* START Items *

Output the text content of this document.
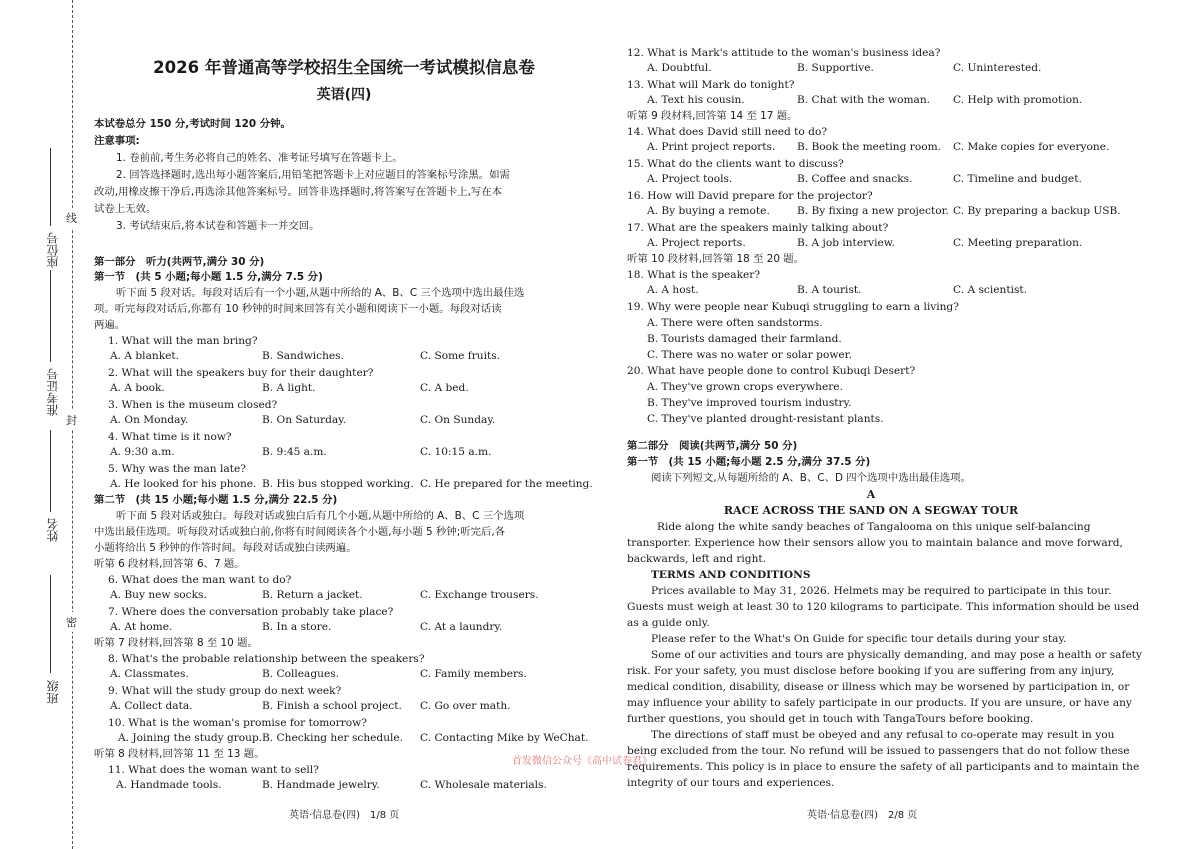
座位号
准考证号
姓名
班级
线
封
密
2026 年普通高等学校招生全国统一考试模拟信息卷
英语(四)
本试卷总分 150 分,考试时间 120 分钟。
注意事项:
1. 卷前前,考生务必将自己的姓名、准考证号填写在答题卡上。
2. 回答选择题时,选出每小题答案后,用铅笔把答题卡上对应题目的答案标号涂黑。如需
改动,用橡皮擦干净后,再选涂其他答案标号。回答非选择题时,将答案写在答题卡上,写在本
试卷上无效。
3. 考试结束后,将本试卷和答题卡一并交回。
第一部分　听力(共两节,满分 30 分)
第一节　(共 5 小题;每小题 1.5 分,满分 7.5 分)
听下面 5 段对话。每段对话后有一个小题,从题中所给的 A、B、C 三个选项中选出最佳选
项。听完每段对话后,你都有 10 秒钟的时间来回答有关小题和阅读下一小题。每段对话读
两遍。
1. What will the man bring?
A. A blanket.	B. Sandwiches.	C. Some fruits.
2. What will the speakers buy for their daughter?
A. A book.	B. A light.	C. A bed.
3. When is the museum closed?
A. On Monday.	B. On Saturday.	C. On Sunday.
4. What time is it now?
A. 9:30 a.m.	B. 9:45 a.m.	C. 10:15 a.m.
5. Why was the man late?
A. He looked for his phone. B. His bus stopped working. C. He prepared for the meeting.
第二节　(共 15 小题;每小题 1.5 分,满分 22.5 分)
听下面 5 段对话或独白。每段对话或独白后有几个小题,从题中所给的 A、B、C 三个选项
中选出最佳选项。听每段对话或独白前,你将有时间阅读各个小题,每小题 5 秒钟;听完后,各
小题将给出 5 秒钟的作答时间。每段对话或独白读两遍。
听第 6 段材料,回答第 6、7 题。
6. What does the man want to do?
A. Buy new socks.	B. Return a jacket.	C. Exchange trousers.
7. Where does the conversation probably take place?
A. At home.	B. In a store.	C. At a laundry.
听第 7 段材料,回答第 8 至 10 题。
8. What's the probable relationship between the speakers?
A. Classmates.	B. Colleagues.	C. Family members.
9. What will the study group do next week?
A. Collect data.	B. Finish a school project. C. Go over math.
10. What is the woman's promise for tomorrow?
A. Joining the study group. B. Checking her schedule. C. Contacting Mike by WeChat.
听第 8 段材料,回答第 11 至 13 题。
11. What does the woman want to sell?
A. Handmade tools.	B. Handmade jewelry.	C. Wholesale materials.
英语·信息卷(四)　1/8 页
12. What is Mark's attitude to the woman's business idea?
A. Doubtful.	B. Supportive.	C. Uninterested.
13. What will Mark do tonight?
A. Text his cousin.	B. Chat with the woman. C. Help with promotion.
听第 9 段材料,回答第 14 至 17 题。
14. What does David still need to do?
A. Print project reports. B. Book the meeting room. C. Make copies for everyone.
15. What do the clients want to discuss?
A. Project tools.	B. Coffee and snacks.	C. Timeline and budget.
16. How will David prepare for the projector?
A. By buying a remote.	B. By fixing a new projector. C. By preparing a backup USB.
17. What are the speakers mainly talking about?
A. Project reports.	B. A job interview.	C. Meeting preparation.
听第 10 段材料,回答第 18 至 20 题。
18. What is the speaker?
A. A host.	B. A tourist.	C. A scientist.
19. Why were people near Kubuqi struggling to earn a living?
A. There were often sandstorms.
B. Tourists damaged their farmland.
C. There was no water or solar power.
20. What have people done to control Kubuqi Desert?
A. They've grown crops everywhere.
B. They've improved tourism industry.
C. They've planted drought-resistant plants.
第二部分　阅读(共两节,满分 50 分)
第一节　(共 15 小题;每小题 2.5 分,满分 37.5 分)
阅读下列短文,从每题所给的 A、B、C、D 四个选项中选出最佳选项。
A
RACE ACROSS THE SAND ON A SEGWAY TOUR
Ride along the white sandy beaches of Tangalooma on this unique self-balancing
transporter. Experience how their sensors allow you to maintain balance and move forward,
backwards, left and right.
TERMS AND CONDITIONS
Prices available to May 31, 2026. Helmets may be required to participate in this tour.
Guests must weigh at least 30 to 120 kilograms to participate. This information should be used
as a guide only.
Please refer to the What's On Guide for specific tour details during your stay.
Some of our activities and tours are physically demanding, and may pose a health or safety
risk. For your safety, you must disclose before booking if you are suffering from any injury,
medical condition, disability, disease or illness which may be worsened by participation in, or
may influence your ability to safely participate in our products. If you are unsure, or have any
further questions, you should get in touch with TangaTours before booking.
The directions of staff must be obeyed and any refusal to co-operate may result in you
being excluded from the tour. No refund will be issued to passengers that do not follow these
requirements. This policy is in place to ensure the safety of all participants and to maintain the
integrity of our tours and experiences.
英语·信息卷(四)　2/8 页
首发微信公众号《高中试卷君》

* END Items *

Task objective >>
Leaving all pictures aside, quote each record exactly.

Result >>
Output the text content of this document.
座位号
准考证号
姓名
班级
线
封
密
2026 年普通高等学校招生全国统一考试模拟信息卷
英语(四)
本试卷总分 150 分,考试时间 120 分钟。
注意事项:
1. 卷前前,考生务必将自己的姓名、准考证号填写在答题卡上。
2. 回答选择题时,选出每小题答案后,用铅笔把答题卡上对应题目的答案标号涂黑。如需
改动,用橡皮擦干净后,再选涂其他答案标号。回答非选择题时,将答案写在答题卡上,写在本
试卷上无效。
3. 考试结束后,将本试卷和答题卡一并交回。
第一部分　听力(共两节,满分 30 分)
第一节　(共 5 小题;每小题 1.5 分,满分 7.5 分)
听下面 5 段对话。每段对话后有一个小题,从题中所给的 A、B、C 三个选项中选出最佳选
项。听完每段对话后,你都有 10 秒钟的时间来回答有关小题和阅读下一小题。每段对话读
两遍。
1. What will the man bring?
A. A blanket.	B. Sandwiches.	C. Some fruits.
2. What will the speakers buy for their daughter?
A. A book.	B. A light.	C. A bed.
3. When is the museum closed?
A. On Monday.	B. On Saturday.	C. On Sunday.
4. What time is it now?
A. 9:30 a.m.	B. 9:45 a.m.	C. 10:15 a.m.
5. Why was the man late?
A. He looked for his phone. B. His bus stopped working. C. He prepared for the meeting.
第二节　(共 15 小题;每小题 1.5 分,满分 22.5 分)
听下面 5 段对话或独白。每段对话或独白后有几个小题,从题中所给的 A、B、C 三个选项
中选出最佳选项。听每段对话或独白前,你将有时间阅读各个小题,每小题 5 秒钟;听完后,各
小题将给出 5 秒钟的作答时间。每段对话或独白读两遍。
听第 6 段材料,回答第 6、7 题。
6. What does the man want to do?
A. Buy new socks.	B. Return a jacket.	C. Exchange trousers.
7. Where does the conversation probably take place?
A. At home.	B. In a store.	C. At a laundry.
听第 7 段材料,回答第 8 至 10 题。
8. What's the probable relationship between the speakers?
A. Classmates.	B. Colleagues.	C. Family members.
9. What will the study group do next week?
A. Collect data.	B. Finish a school project. C. Go over math.
10. What is the woman's promise for tomorrow?
A. Joining the study group. B. Checking her schedule. C. Contacting Mike by WeChat.
听第 8 段材料,回答第 11 至 13 题。
11. What does the woman want to sell?
A. Handmade tools.	B. Handmade jewelry.	C. Wholesale materials.
英语·信息卷(四)　1/8 页
12. What is Mark's attitude to the woman's business idea?
A. Doubtful.	B. Supportive.	C. Uninterested.
13. What will Mark do tonight?
A. Text his cousin.	B. Chat with the woman. C. Help with promotion.
听第 9 段材料,回答第 14 至 17 题。
14. What does David still need to do?
A. Print project reports. B. Book the meeting room. C. Make copies for everyone.
15. What do the clients want to discuss?
A. Project tools.	B. Coffee and snacks.	C. Timeline and budget.
16. How will David prepare for the projector?
A. By buying a remote.	B. By fixing a new projector. C. By preparing a backup USB.
17. What are the speakers mainly talking about?
A. Project reports.	B. A job interview.	C. Meeting preparation.
听第 10 段材料,回答第 18 至 20 题。
18. What is the speaker?
A. A host.	B. A tourist.	C. A scientist.
19. Why were people near Kubuqi struggling to earn a living?
A. There were often sandstorms.
B. Tourists damaged their farmland.
C. There was no water or solar power.
20. What have people done to control Kubuqi Desert?
A. They've grown crops everywhere.
B. They've improved tourism industry.
C. They've planted drought-resistant plants.
第二部分　阅读(共两节,满分 50 分)
第一节　(共 15 小题;每小题 2.5 分,满分 37.5 分)
阅读下列短文,从每题所给的 A、B、C、D 四个选项中选出最佳选项。
A
RACE ACROSS THE SAND ON A SEGWAY TOUR
Ride along the white sandy beaches of Tangalooma on this unique self-balancing
transporter. Experience how their sensors allow you to maintain balance and move forward,
backwards, left and right.
TERMS AND CONDITIONS
Prices available to May 31, 2026. Helmets may be required to participate in this tour.
Guests must weigh at least 30 to 120 kilograms to participate. This information should be used
as a guide only.
Please refer to the What's On Guide for specific tour details during your stay.
Some of our activities and tours are physically demanding, and may pose a health or safety
risk. For your safety, you must disclose before booking if you are suffering from any injury,
medical condition, disability, disease or illness which may be worsened by participation in, or
may influence your ability to safely participate in our products. If you are unsure, or have any
further questions, you should get in touch with TangaTours before booking.
The directions of staff must be obeyed and any refusal to co-operate may result in you
being excluded from the tour. No refund will be issued to passengers that do not follow these
requirements. This policy is in place to ensure the safety of all participants and to maintain the
integrity of our tours and experiences.
英语·信息卷(四)　2/8 页
首发微信公众号《高中试卷君》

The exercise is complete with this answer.